# [Work to complete]
Read the listing below and copy out every line that holds "Gross".

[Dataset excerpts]
= = =

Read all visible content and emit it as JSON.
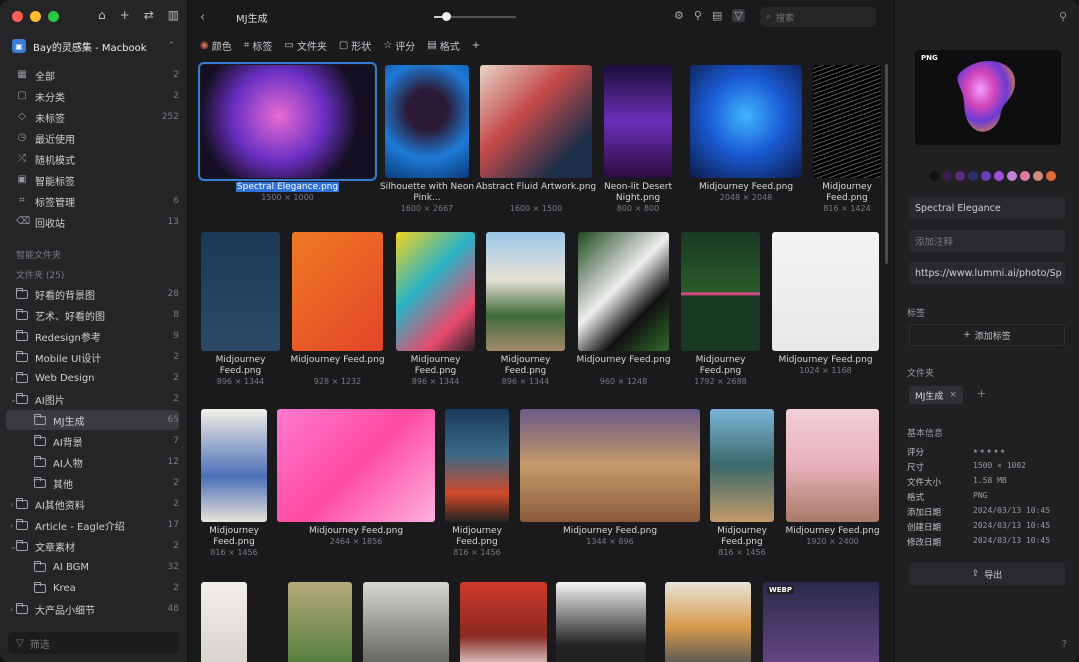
{
  "sidebar": {
    "library": "Bay的灵感集 - Macbook",
    "nav": [
      {
        "label": "全部",
        "count": "2"
      },
      {
        "label": "未分类",
        "count": "2"
      },
      {
        "label": "未标签",
        "count": "252"
      },
      {
        "label": "最近使用",
        "count": ""
      },
      {
        "label": "随机模式",
        "count": ""
      },
      {
        "label": "智能标签",
        "count": ""
      },
      {
        "label": "标签管理",
        "count": "6"
      },
      {
        "label": "回收站",
        "count": "13"
      }
    ],
    "smart_folders_heading": "智能文件夹",
    "folders_heading": "文件夹 (25)",
    "folders": [
      {
        "label": "好看的背景图",
        "count": "28",
        "indent": 0,
        "caret": "",
        "selected": false
      },
      {
        "label": "艺术、好看的图",
        "count": "8",
        "indent": 0,
        "caret": "",
        "selected": false
      },
      {
        "label": "Redesign参考",
        "count": "9",
        "indent": 0,
        "caret": "",
        "selected": false
      },
      {
        "label": "Mobile UI设计",
        "count": "2",
        "indent": 0,
        "caret": "",
        "selected": false
      },
      {
        "label": "Web Design",
        "count": "2",
        "indent": 0,
        "caret": "›",
        "selected": false
      },
      {
        "label": "AI图片",
        "count": "2",
        "indent": 0,
        "caret": "⌄",
        "selected": false
      },
      {
        "label": "MJ生成",
        "count": "65",
        "indent": 1,
        "caret": "",
        "selected": true
      },
      {
        "label": "AI背景",
        "count": "7",
        "indent": 1,
        "caret": "",
        "selected": false
      },
      {
        "label": "AI人物",
        "count": "12",
        "indent": 1,
        "caret": "",
        "selected": false
      },
      {
        "label": "其他",
        "count": "2",
        "indent": 1,
        "caret": "",
        "selected": false
      },
      {
        "label": "AI其他资料",
        "count": "2",
        "indent": 0,
        "caret": "›",
        "selected": false
      },
      {
        "label": "Article - Eagle介绍",
        "count": "17",
        "indent": 0,
        "caret": "›",
        "selected": false
      },
      {
        "label": "文章素材",
        "count": "2",
        "indent": 0,
        "caret": "⌄",
        "selected": false
      },
      {
        "label": "AI BGM",
        "count": "32",
        "indent": 1,
        "caret": "",
        "selected": false
      },
      {
        "label": "Krea",
        "count": "2",
        "indent": 1,
        "caret": "",
        "selected": false
      },
      {
        "label": "大产品小细节",
        "count": "48",
        "indent": 0,
        "caret": "›",
        "selected": false
      }
    ],
    "filter_placeholder": "筛选"
  },
  "main": {
    "title": "MJ生成",
    "zoom_level": 0.15,
    "search_placeholder": "搜索",
    "filters": [
      "颜色",
      "标签",
      "文件夹",
      "形状",
      "评分",
      "格式"
    ],
    "items": [
      {
        "name": "Spectral Elegance.png",
        "dims": "1500 × 1000",
        "selected": true
      },
      {
        "name": "Silhouette with Neon Pink...",
        "dims": "1600 × 2667",
        "selected": false
      },
      {
        "name": "Abstract Fluid Artwork.png",
        "dims": "1600 × 1500",
        "selected": false
      },
      {
        "name": "Neon-lit Desert Night.png",
        "dims": "800 × 800",
        "selected": false
      },
      {
        "name": "Midjourney Feed.png",
        "dims": "2048 × 2048",
        "selected": false
      },
      {
        "name": "Midjourney Feed.png",
        "dims": "816 × 1424",
        "selected": false
      },
      {
        "name": "Midjourney Feed.png",
        "dims": "896 × 1344",
        "selected": false
      },
      {
        "name": "Midjourney Feed.png",
        "dims": "928 × 1232",
        "selected": false
      },
      {
        "name": "Midjourney Feed.png",
        "dims": "896 × 1344",
        "selected": false
      },
      {
        "name": "Midjourney Feed.png",
        "dims": "896 × 1344",
        "selected": false
      },
      {
        "name": "Midjourney Feed.png",
        "dims": "960 × 1248",
        "selected": false
      },
      {
        "name": "Midjourney Feed.png",
        "dims": "1792 × 2688",
        "selected": false
      },
      {
        "name": "Midjourney Feed.png",
        "dims": "1024 × 1168",
        "selected": false
      },
      {
        "name": "Midjourney Feed.png",
        "dims": "816 × 1456",
        "selected": false
      },
      {
        "name": "Midjourney Feed.png",
        "dims": "2464 × 1856",
        "selected": false
      },
      {
        "name": "Midjourney Feed.png",
        "dims": "816 × 1456",
        "selected": false
      },
      {
        "name": "Midjourney Feed.png",
        "dims": "1344 × 896",
        "selected": false
      },
      {
        "name": "Midjourney Feed.png",
        "dims": "816 × 1456",
        "selected": false
      },
      {
        "name": "Midjourney Feed.png",
        "dims": "1920 × 2400",
        "selected": false
      }
    ],
    "row4_badge": "WEBP"
  },
  "inspector": {
    "format_badge": "PNG",
    "title_value": "Spectral Elegance",
    "note_placeholder": "添加注释",
    "url_value": "https://www.lummi.ai/photo/Sp",
    "tags_label": "标签",
    "add_tag_label": "添加标签",
    "folder_label": "文件夹",
    "folder_chip": "MJ生成",
    "basic_info_label": "基本信息",
    "info": [
      {
        "k": "评分",
        "v": "★★★★★"
      },
      {
        "k": "尺寸",
        "v": "1500 × 1002"
      },
      {
        "k": "文件大小",
        "v": "1.58 MB"
      },
      {
        "k": "格式",
        "v": "PNG"
      },
      {
        "k": "添加日期",
        "v": "2024/03/13 10:45"
      },
      {
        "k": "创建日期",
        "v": "2024/03/13 10:45"
      },
      {
        "k": "修改日期",
        "v": "2024/03/13 10:45"
      }
    ],
    "export_label": "导出",
    "swatch_colors": [
      "#111111",
      "#3a1b4a",
      "#5b2a7e",
      "#2a2e6e",
      "#6a3fb5",
      "#a44ed8",
      "#c77fd6",
      "#e07aa5",
      "#d38a7d",
      "#e06b3a"
    ]
  }
}
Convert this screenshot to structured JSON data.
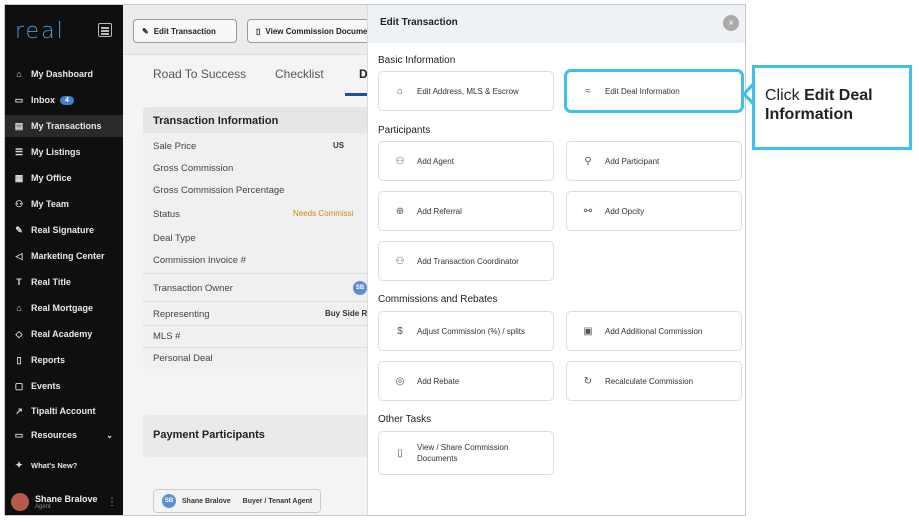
{
  "sidebar": {
    "logo": "real",
    "items": [
      {
        "label": "My Dashboard",
        "icon": "home-icon",
        "glyph": "⌂"
      },
      {
        "label": "Inbox",
        "icon": "inbox-icon",
        "glyph": "▭",
        "badge": "4"
      },
      {
        "label": "My Transactions",
        "icon": "transactions-icon",
        "glyph": "▤"
      },
      {
        "label": "My Listings",
        "icon": "listings-icon",
        "glyph": "☰"
      },
      {
        "label": "My Office",
        "icon": "office-icon",
        "glyph": "▦"
      },
      {
        "label": "My Team",
        "icon": "team-icon",
        "glyph": "⚇"
      },
      {
        "label": "Real Signature",
        "icon": "signature-icon",
        "glyph": "✎"
      },
      {
        "label": "Marketing Center",
        "icon": "megaphone-icon",
        "glyph": "◁"
      },
      {
        "label": "Real Title",
        "icon": "title-icon",
        "glyph": "T"
      },
      {
        "label": "Real Mortgage",
        "icon": "bank-icon",
        "glyph": "⌂"
      },
      {
        "label": "Real Academy",
        "icon": "academy-icon",
        "glyph": "◇"
      },
      {
        "label": "Reports",
        "icon": "reports-icon",
        "glyph": "▯"
      },
      {
        "label": "Events",
        "icon": "calendar-icon",
        "glyph": "▢"
      },
      {
        "label": "Tipalti Account",
        "icon": "external-link-icon",
        "glyph": "↗"
      },
      {
        "label": "Resources",
        "icon": "folder-icon",
        "glyph": "▭"
      },
      {
        "label": "What's New?",
        "icon": "sparkle-icon",
        "glyph": "✦"
      }
    ],
    "user": {
      "name": "Shane Bralove",
      "role": "Agent"
    }
  },
  "topbar": {
    "edit_transaction": "Edit Transaction",
    "view_commission": "View Commission Documents"
  },
  "tabs": [
    "Road To Success",
    "Checklist",
    "De"
  ],
  "transaction": {
    "title": "Transaction Information",
    "rows": [
      {
        "label": "Sale Price",
        "value": "US"
      },
      {
        "label": "Gross Commission",
        "value": ""
      },
      {
        "label": "Gross Commission Percentage",
        "value": ""
      },
      {
        "label": "Status",
        "value": "Needs Commissi"
      },
      {
        "label": "Deal Type",
        "value": ""
      },
      {
        "label": "Commission Invoice #",
        "value": ""
      },
      {
        "label": "Transaction Owner",
        "value": "SB"
      },
      {
        "label": "Representing",
        "value": "Buy Side Re"
      },
      {
        "label": "MLS #",
        "value": ""
      },
      {
        "label": "Personal Deal",
        "value": ""
      }
    ]
  },
  "payment": {
    "title": "Payment Participants",
    "chip_initials": "SB",
    "chip_name": "Shane Bralove",
    "chip_role": "Buyer / Tenant Agent"
  },
  "panel": {
    "title": "Edit Transaction",
    "close_glyph": "×",
    "sections": {
      "basic": "Basic Information",
      "participants": "Participants",
      "commissions": "Commissions and Rebates",
      "other": "Other Tasks"
    },
    "buttons": {
      "edit_address": "Edit Address, MLS & Escrow",
      "edit_deal": "Edit Deal Information",
      "add_agent": "Add Agent",
      "add_participant": "Add Participant",
      "add_referral": "Add Referral",
      "add_opcity": "Add Opcity",
      "add_tc": "Add Transaction Coordinator",
      "adjust_commission": "Adjust Commission (%) / splits",
      "add_additional_commission": "Add Additional Commission",
      "add_rebate": "Add Rebate",
      "recalculate": "Recalculate Commission",
      "view_share_1": "View / Share Commission",
      "view_share_2": "Documents"
    }
  },
  "callout": {
    "prefix": "Click ",
    "bold": "Edit Deal Information"
  },
  "colors": {
    "accent": "#3fc0e8",
    "sidebar_bg": "#0f0f0f",
    "logo": "#4d9bd6"
  }
}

= = =

# [Response for this exercise]
        "label": "Gross Commission",
        "label": "Gross Commission Percentage",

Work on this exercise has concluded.